Records supplied =

..........

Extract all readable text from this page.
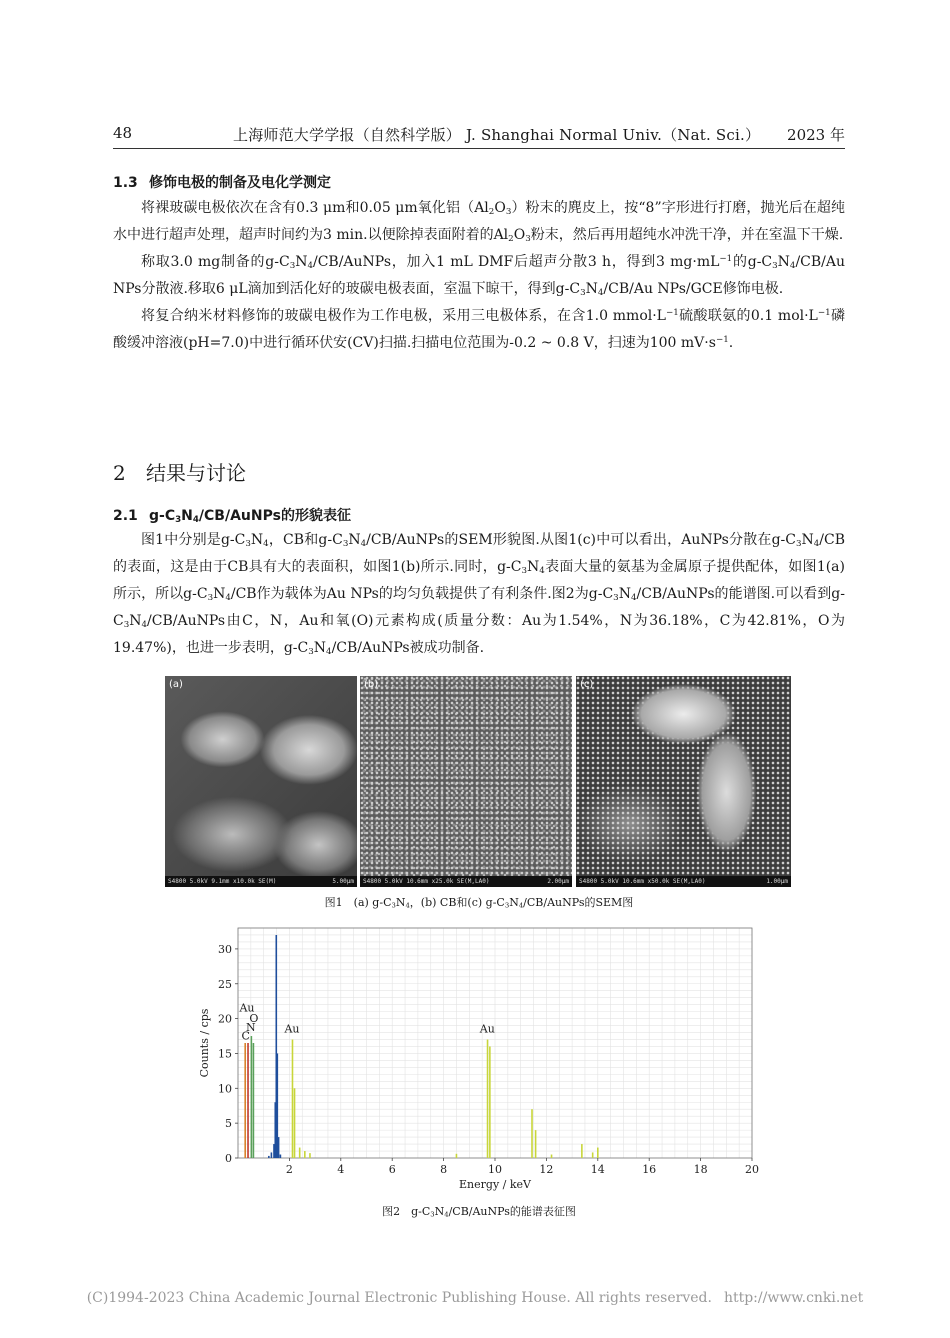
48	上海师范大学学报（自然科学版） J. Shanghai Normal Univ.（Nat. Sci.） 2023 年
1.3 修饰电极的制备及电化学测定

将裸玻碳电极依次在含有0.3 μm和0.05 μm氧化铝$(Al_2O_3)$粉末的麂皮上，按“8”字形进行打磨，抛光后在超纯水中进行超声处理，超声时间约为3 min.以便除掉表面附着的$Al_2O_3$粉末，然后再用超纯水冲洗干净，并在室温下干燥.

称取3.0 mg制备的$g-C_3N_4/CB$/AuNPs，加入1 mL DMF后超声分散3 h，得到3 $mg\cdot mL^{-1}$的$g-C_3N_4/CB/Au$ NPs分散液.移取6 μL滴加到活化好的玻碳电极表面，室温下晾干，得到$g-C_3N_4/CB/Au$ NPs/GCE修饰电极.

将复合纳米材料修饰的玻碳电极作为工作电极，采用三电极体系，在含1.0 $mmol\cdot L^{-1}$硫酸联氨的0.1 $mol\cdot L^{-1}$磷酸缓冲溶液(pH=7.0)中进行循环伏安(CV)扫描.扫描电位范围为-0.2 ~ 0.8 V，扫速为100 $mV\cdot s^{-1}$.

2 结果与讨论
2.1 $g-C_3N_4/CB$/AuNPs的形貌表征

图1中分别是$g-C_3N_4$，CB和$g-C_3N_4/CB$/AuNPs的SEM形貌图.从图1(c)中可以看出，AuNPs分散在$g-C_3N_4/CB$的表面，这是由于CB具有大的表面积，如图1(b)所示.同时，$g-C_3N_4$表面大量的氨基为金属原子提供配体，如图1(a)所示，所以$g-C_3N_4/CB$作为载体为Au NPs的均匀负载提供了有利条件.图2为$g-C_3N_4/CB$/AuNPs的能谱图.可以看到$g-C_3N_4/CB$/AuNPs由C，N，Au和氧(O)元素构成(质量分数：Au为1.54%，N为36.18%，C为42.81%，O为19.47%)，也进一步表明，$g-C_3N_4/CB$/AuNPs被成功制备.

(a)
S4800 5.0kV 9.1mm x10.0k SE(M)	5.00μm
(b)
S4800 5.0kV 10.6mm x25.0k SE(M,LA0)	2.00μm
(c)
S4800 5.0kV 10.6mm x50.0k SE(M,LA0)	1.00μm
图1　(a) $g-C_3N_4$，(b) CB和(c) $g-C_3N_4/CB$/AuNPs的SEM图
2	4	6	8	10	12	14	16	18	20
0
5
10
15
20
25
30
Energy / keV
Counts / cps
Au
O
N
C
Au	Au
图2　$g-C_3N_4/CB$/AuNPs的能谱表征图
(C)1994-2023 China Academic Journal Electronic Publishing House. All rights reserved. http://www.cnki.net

..........

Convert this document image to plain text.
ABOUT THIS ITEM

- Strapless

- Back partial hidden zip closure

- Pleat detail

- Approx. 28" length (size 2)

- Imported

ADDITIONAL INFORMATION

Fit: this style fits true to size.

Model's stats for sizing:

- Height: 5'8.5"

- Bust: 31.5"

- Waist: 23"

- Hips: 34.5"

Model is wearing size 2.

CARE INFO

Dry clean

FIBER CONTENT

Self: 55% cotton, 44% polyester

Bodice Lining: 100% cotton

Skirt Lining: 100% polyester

..........

Gather each line from the entries above that includes the word "cotton".

Self: 55% cotton, 44% polyester
Bodice Lining: 100% cotton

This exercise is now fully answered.